Data excerpts:
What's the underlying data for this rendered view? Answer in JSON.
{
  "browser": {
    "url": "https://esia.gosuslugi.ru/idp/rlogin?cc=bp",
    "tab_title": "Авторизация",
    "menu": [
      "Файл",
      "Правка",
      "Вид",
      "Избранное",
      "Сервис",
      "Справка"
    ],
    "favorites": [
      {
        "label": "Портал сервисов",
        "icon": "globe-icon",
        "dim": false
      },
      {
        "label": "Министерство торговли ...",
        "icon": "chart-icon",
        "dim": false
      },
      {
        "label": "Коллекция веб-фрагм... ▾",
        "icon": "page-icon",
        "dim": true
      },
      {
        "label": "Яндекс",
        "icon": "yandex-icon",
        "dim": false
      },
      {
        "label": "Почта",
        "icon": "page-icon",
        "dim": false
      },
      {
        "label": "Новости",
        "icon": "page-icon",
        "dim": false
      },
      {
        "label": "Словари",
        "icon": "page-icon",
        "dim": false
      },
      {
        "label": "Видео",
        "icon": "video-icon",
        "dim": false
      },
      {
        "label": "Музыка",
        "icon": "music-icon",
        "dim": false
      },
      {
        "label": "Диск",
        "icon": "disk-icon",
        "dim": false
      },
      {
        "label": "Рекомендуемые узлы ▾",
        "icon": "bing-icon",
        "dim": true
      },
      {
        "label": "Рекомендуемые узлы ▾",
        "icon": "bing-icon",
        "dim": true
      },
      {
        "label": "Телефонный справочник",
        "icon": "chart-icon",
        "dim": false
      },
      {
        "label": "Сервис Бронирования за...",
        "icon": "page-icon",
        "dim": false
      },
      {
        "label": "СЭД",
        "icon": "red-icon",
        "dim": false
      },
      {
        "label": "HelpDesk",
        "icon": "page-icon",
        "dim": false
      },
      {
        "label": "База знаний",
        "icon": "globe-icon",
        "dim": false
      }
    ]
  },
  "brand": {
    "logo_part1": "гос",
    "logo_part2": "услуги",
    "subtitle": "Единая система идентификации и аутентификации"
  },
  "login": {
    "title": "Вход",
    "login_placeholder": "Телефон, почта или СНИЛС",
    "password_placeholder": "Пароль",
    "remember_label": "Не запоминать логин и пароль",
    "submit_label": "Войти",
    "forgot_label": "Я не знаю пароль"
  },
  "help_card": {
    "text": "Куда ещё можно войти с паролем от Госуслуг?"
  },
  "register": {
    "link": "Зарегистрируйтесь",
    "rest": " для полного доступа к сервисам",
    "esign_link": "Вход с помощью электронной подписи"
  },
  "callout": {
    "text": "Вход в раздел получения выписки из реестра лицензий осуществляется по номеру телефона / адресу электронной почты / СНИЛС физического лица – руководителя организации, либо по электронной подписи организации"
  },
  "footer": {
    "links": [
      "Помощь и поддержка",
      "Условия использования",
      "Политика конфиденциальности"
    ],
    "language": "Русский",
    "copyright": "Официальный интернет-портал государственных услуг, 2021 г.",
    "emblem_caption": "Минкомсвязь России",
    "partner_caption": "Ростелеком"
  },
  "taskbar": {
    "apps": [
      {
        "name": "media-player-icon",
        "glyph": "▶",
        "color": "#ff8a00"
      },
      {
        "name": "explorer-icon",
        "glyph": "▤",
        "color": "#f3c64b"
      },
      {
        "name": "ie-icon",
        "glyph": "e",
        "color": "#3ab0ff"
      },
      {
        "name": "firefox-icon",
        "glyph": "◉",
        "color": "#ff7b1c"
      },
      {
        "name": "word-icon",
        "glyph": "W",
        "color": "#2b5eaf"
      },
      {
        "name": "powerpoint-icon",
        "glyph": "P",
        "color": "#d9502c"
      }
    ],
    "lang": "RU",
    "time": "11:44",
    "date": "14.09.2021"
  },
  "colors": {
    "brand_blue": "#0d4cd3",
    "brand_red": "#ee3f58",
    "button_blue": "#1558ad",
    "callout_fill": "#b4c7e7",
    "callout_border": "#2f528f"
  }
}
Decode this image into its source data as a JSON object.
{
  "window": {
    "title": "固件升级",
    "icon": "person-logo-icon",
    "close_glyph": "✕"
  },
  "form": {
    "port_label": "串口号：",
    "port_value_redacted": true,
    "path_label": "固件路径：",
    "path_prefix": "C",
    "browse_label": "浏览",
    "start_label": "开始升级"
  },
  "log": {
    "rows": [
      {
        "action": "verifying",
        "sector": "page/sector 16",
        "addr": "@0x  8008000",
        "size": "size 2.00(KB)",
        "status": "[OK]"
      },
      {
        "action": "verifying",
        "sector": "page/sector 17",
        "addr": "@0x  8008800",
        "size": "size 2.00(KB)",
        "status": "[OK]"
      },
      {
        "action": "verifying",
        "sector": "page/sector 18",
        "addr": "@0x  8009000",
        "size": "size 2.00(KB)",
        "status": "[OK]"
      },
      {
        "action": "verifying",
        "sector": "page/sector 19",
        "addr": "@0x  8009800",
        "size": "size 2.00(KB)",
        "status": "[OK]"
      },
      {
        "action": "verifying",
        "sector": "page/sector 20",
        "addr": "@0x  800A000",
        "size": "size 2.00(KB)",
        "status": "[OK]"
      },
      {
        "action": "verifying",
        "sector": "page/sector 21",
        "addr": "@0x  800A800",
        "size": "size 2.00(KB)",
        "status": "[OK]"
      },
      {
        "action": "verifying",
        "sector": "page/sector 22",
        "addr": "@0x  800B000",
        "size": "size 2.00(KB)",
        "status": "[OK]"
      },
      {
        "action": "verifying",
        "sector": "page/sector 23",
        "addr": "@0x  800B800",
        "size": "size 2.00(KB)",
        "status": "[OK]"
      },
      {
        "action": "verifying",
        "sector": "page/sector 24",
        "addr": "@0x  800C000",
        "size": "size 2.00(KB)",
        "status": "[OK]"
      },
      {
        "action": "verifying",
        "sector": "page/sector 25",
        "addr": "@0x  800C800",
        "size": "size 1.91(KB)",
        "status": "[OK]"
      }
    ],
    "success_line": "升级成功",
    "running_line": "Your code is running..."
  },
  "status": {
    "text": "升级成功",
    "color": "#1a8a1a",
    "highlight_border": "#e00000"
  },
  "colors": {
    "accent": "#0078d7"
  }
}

What to work on: Write out the records above again, keeping each one identical to the original.

Answer below:
What's the underlying data for this rendered view? Answer in JSON.
{
  "browser": {
    "url": "https://esia.gosuslugi.ru/idp/rlogin?cc=bp",
    "tab_title": "Авторизация",
    "menu": [
      "Файл",
      "Правка",
      "Вид",
      "Избранное",
      "Сервис",
      "Справка"
    ],
    "favorites": [
      {
        "label": "Портал сервисов",
        "icon": "globe-icon",
        "dim": false
      },
      {
        "label": "Министерство торговли ...",
        "icon": "chart-icon",
        "dim": false
      },
      {
        "label": "Коллекция веб-фрагм... ▾",
        "icon": "page-icon",
        "dim": true
      },
      {
        "label": "Яндекс",
        "icon": "yandex-icon",
        "dim": false
      },
      {
        "label": "Почта",
        "icon": "page-icon",
        "dim": false
      },
      {
        "label": "Новости",
        "icon": "page-icon",
        "dim": false
      },
      {
        "label": "Словари",
        "icon": "page-icon",
        "dim": false
      },
      {
        "label": "Видео",
        "icon": "video-icon",
        "dim": false
      },
      {
        "label": "Музыка",
        "icon": "music-icon",
        "dim": false
      },
      {
        "label": "Диск",
        "icon": "disk-icon",
        "dim": false
      },
      {
        "label": "Рекомендуемые узлы ▾",
        "icon": "bing-icon",
        "dim": true
      },
      {
        "label": "Рекомендуемые узлы ▾",
        "icon": "bing-icon",
        "dim": true
      },
      {
        "label": "Телефонный справочник",
        "icon": "chart-icon",
        "dim": false
      },
      {
        "label": "Сервис Бронирования за...",
        "icon": "page-icon",
        "dim": false
      },
      {
        "label": "СЭД",
        "icon": "red-icon",
        "dim": false
      },
      {
        "label": "HelpDesk",
        "icon": "page-icon",
        "dim": false
      },
      {
        "label": "База знаний",
        "icon": "globe-icon",
        "dim": false
      }
    ]
  },
  "brand": {
    "logo_part1": "гос",
    "logo_part2": "услуги",
    "subtitle": "Единая система идентификации и аутентификации"
  },
  "login": {
    "title": "Вход",
    "login_placeholder": "Телефон, почта или СНИЛС",
    "password_placeholder": "Пароль",
    "remember_label": "Не запоминать логин и пароль",
    "submit_label": "Войти",
    "forgot_label": "Я не знаю пароль"
  },
  "help_card": {
    "text": "Куда ещё можно войти с паролем от Госуслуг?"
  },
  "register": {
    "link": "Зарегистрируйтесь",
    "rest": " для полного доступа к сервисам",
    "esign_link": "Вход с помощью электронной подписи"
  },
  "callout": {
    "text": "Вход в раздел получения выписки из реестра лицензий осуществляется по номеру телефона / адресу электронной почты / СНИЛС физического лица – руководителя организации, либо по электронной подписи организации"
  },
  "footer": {
    "links": [
      "Помощь и поддержка",
      "Условия использования",
      "Политика конфиденциальности"
    ],
    "language": "Русский",
    "copyright": "Официальный интернет-портал государственных услуг, 2021 г.",
    "emblem_caption": "Минкомсвязь России",
    "partner_caption": "Ростелеком"
  },
  "taskbar": {
    "apps": [
      {
        "name": "media-player-icon",
        "glyph": "▶",
        "color": "#ff8a00"
      },
      {
        "name": "explorer-icon",
        "glyph": "▤",
        "color": "#f3c64b"
      },
      {
        "name": "ie-icon",
        "glyph": "e",
        "color": "#3ab0ff"
      },
      {
        "name": "firefox-icon",
        "glyph": "◉",
        "color": "#ff7b1c"
      },
      {
        "name": "word-icon",
        "glyph": "W",
        "color": "#2b5eaf"
      },
      {
        "name": "powerpoint-icon",
        "glyph": "P",
        "color": "#d9502c"
      }
    ],
    "lang": "RU",
    "time": "11:44",
    "date": "14.09.2021"
  },
  "colors": {
    "brand_blue": "#0d4cd3",
    "brand_red": "#ee3f58",
    "button_blue": "#1558ad",
    "callout_fill": "#b4c7e7",
    "callout_border": "#2f528f"
  }
}
Decode this image into its source data as a JSON object.
{
  "window": {
    "title": "固件升级",
    "icon": "person-logo-icon",
    "close_glyph": "✕"
  },
  "form": {
    "port_label": "串口号：",
    "port_value_redacted": true,
    "path_label": "固件路径：",
    "path_prefix": "C",
    "browse_label": "浏览",
    "start_label": "开始升级"
  },
  "log": {
    "rows": [
      {
        "action": "verifying",
        "sector": "page/sector 16",
        "addr": "@0x  8008000",
        "size": "size 2.00(KB)",
        "status": "[OK]"
      },
      {
        "action": "verifying",
        "sector": "page/sector 17",
        "addr": "@0x  8008800",
        "size": "size 2.00(KB)",
        "status": "[OK]"
      },
      {
        "action": "verifying",
        "sector": "page/sector 18",
        "addr": "@0x  8009000",
        "size": "size 2.00(KB)",
        "status": "[OK]"
      },
      {
        "action": "verifying",
        "sector": "page/sector 19",
        "addr": "@0x  8009800",
        "size": "size 2.00(KB)",
        "status": "[OK]"
      },
      {
        "action": "verifying",
        "sector": "page/sector 20",
        "addr": "@0x  800A000",
        "size": "size 2.00(KB)",
        "status": "[OK]"
      },
      {
        "action": "verifying",
        "sector": "page/sector 21",
        "addr": "@0x  800A800",
        "size": "size 2.00(KB)",
        "status": "[OK]"
      },
      {
        "action": "verifying",
        "sector": "page/sector 22",
        "addr": "@0x  800B000",
        "size": "size 2.00(KB)",
        "status": "[OK]"
      },
      {
        "action": "verifying",
        "sector": "page/sector 23",
        "addr": "@0x  800B800",
        "size": "size 2.00(KB)",
        "status": "[OK]"
      },
      {
        "action": "verifying",
        "sector": "page/sector 24",
        "addr": "@0x  800C000",
        "size": "size 2.00(KB)",
        "status": "[OK]"
      },
      {
        "action": "verifying",
        "sector": "page/sector 25",
        "addr": "@0x  800C800",
        "size": "size 1.91(KB)",
        "status": "[OK]"
      }
    ],
    "success_line": "升级成功",
    "running_line": "Your code is running..."
  },
  "status": {
    "text": "升级成功",
    "color": "#1a8a1a",
    "highlight_border": "#e00000"
  },
  "colors": {
    "accent": "#0078d7"
  }
}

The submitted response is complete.